------ Input ------

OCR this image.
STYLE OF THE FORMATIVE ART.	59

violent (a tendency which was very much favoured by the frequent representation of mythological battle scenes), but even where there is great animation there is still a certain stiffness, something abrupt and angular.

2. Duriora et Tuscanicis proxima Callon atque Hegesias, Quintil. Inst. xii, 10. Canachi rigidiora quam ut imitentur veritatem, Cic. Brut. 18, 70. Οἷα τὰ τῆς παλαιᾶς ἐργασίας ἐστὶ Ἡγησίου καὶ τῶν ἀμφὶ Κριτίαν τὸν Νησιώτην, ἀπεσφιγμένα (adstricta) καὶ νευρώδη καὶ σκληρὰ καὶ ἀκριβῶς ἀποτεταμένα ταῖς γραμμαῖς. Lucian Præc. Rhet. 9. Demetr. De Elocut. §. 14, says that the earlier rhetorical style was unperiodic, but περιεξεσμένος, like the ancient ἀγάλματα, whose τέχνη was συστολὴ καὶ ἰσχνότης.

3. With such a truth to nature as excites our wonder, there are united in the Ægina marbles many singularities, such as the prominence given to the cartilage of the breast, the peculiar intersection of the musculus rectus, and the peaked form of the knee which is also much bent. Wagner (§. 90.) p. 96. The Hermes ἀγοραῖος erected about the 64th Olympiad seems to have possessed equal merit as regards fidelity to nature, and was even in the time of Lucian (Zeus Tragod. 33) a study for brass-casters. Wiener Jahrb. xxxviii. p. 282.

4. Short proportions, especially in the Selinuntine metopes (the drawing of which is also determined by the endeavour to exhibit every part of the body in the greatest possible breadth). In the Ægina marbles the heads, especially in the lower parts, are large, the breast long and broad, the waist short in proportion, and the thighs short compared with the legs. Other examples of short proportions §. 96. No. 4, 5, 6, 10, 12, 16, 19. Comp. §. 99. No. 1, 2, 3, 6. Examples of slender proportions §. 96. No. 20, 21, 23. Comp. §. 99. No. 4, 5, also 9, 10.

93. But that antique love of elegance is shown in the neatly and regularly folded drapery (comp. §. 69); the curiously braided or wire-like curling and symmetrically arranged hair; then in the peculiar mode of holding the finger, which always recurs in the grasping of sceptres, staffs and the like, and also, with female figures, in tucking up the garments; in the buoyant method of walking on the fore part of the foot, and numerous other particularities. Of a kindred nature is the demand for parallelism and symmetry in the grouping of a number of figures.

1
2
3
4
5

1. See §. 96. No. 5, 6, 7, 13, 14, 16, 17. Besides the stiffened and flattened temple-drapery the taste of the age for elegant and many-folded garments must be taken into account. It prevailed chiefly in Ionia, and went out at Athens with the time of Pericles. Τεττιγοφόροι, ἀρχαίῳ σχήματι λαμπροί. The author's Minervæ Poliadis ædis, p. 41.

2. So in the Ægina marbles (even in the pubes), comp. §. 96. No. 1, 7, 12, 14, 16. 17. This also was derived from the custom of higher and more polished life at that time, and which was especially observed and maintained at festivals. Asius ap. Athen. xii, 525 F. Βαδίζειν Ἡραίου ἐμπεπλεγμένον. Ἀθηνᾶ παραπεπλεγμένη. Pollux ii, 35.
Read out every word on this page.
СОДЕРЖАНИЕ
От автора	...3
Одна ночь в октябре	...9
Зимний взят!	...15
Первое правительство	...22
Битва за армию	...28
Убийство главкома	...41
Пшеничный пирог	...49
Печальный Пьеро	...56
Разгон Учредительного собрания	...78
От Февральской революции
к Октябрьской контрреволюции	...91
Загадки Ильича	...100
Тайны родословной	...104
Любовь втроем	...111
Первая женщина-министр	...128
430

------

Required work:
Go through the listing above and return every line where the word "many" occurs.

Response to the exercise:
3. With such a truth to nature as excites our wonder, there are united in the Ægina marbles many singularities, such as the prominence given to the cartilage of the breast, the peculiar intersection of the musculus rectus, and the peaked form of the knee which is also much bent. Wagner (§. 90.) p. 96. The Hermes ἀγοραῖος erected about the 64th Olympiad seems to have possessed equal merit as regards fidelity to nature, and was even in the time of Lucian (Zeus Tragod. 33) a study for brass-casters. Wiener Jahrb. xxxviii. p. 282.
1. See §. 96. No. 5, 6, 7, 13, 14, 16, 17. Besides the stiffened and flattened temple-drapery the taste of the age for elegant and many-folded garments must be taken into account. It prevailed chiefly in Ionia, and went out at Athens with the time of Pericles. Τεττιγοφόροι, ἀρχαίῳ σχήματι λαμπροί. The author's Minervæ Poliadis ædis, p. 41.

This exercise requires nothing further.